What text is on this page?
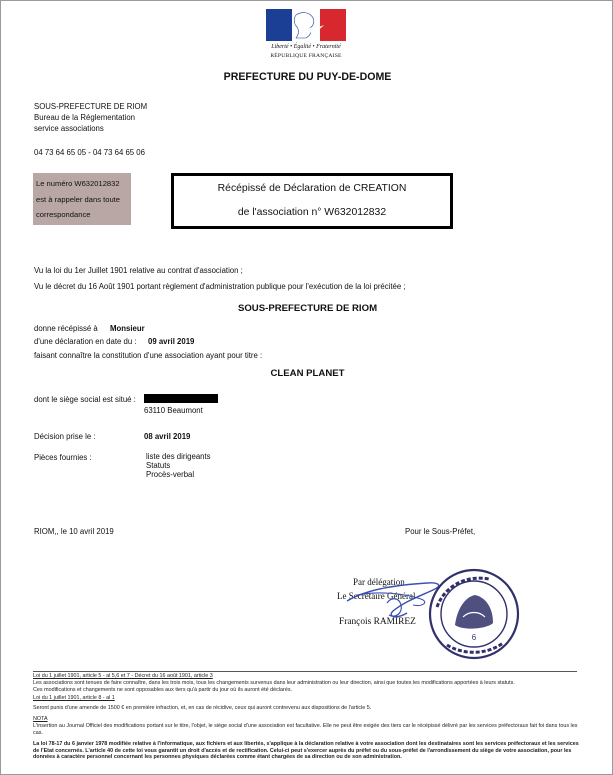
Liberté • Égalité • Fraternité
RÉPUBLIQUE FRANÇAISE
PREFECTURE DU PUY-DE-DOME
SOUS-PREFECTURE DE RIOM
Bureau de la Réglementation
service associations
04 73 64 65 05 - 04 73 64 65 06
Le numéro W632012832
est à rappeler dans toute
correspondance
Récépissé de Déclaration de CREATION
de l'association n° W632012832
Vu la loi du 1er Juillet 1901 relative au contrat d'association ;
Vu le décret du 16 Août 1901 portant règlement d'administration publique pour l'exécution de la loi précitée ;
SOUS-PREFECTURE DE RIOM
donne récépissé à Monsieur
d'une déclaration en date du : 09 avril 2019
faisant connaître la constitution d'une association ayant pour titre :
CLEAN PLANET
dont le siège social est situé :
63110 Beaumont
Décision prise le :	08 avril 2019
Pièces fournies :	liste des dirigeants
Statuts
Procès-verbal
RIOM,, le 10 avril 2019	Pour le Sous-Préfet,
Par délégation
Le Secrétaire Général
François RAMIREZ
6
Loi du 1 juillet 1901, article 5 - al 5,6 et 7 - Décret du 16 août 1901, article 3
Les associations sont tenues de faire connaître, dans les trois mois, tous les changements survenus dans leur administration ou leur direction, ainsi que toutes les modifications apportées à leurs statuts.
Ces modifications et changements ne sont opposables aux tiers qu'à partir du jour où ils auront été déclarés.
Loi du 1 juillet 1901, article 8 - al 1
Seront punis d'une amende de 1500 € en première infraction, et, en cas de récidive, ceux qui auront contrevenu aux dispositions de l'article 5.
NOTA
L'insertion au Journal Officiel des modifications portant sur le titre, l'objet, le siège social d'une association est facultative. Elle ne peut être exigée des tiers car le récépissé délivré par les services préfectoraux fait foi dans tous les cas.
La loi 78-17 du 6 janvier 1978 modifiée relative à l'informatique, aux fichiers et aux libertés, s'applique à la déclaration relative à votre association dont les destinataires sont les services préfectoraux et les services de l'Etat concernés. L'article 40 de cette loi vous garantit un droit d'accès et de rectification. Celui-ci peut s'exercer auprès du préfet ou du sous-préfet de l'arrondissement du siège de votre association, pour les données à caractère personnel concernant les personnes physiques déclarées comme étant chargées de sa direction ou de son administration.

★ ★ ★ ★ ★

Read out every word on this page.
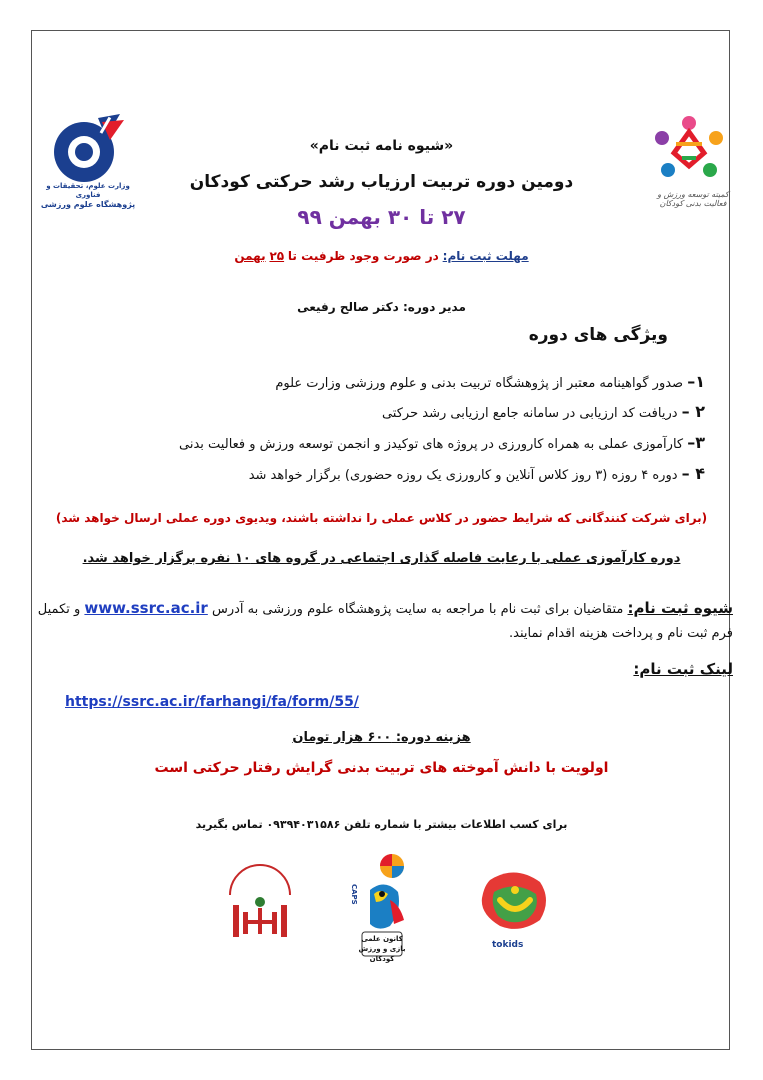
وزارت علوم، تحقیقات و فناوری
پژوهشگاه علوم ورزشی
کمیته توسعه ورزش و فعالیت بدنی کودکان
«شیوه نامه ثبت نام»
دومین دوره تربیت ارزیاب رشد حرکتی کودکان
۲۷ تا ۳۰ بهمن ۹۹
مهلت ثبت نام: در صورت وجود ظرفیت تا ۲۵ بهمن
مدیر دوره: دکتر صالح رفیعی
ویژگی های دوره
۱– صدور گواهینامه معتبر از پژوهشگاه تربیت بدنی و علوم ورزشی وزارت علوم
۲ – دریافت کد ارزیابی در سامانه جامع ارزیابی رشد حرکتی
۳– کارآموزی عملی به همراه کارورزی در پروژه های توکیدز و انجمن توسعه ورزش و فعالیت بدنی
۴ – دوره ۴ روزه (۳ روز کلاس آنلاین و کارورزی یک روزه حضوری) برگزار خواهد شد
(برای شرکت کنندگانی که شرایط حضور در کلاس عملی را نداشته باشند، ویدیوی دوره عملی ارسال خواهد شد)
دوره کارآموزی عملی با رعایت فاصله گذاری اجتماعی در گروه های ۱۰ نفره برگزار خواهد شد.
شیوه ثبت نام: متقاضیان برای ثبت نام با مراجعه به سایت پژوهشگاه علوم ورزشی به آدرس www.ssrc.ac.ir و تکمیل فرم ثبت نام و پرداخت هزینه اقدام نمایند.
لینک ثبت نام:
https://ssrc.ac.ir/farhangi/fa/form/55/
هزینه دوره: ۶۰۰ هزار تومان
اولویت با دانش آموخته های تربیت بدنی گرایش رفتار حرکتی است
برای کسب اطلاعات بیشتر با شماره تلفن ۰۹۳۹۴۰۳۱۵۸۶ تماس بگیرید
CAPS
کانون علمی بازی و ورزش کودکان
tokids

★ ★ ★ ★ ★

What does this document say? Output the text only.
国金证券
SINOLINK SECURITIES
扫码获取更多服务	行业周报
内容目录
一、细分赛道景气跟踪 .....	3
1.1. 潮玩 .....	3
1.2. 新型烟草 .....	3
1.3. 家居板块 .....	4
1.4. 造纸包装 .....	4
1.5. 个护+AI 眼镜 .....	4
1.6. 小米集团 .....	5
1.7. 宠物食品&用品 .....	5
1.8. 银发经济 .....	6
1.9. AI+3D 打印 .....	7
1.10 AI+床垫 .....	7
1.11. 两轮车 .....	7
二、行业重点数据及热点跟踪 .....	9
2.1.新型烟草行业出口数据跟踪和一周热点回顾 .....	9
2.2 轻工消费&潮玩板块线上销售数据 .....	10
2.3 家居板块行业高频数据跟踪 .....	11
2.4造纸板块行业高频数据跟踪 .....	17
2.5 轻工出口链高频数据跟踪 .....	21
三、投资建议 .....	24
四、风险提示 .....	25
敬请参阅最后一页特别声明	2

★ ★ ★ ★ ★

### EXERCISE BRIEF
Find the lines with the string "What" and reproduce them.

### FULL SOLUTION
What text is on this page?
What does this document say? Output the text only.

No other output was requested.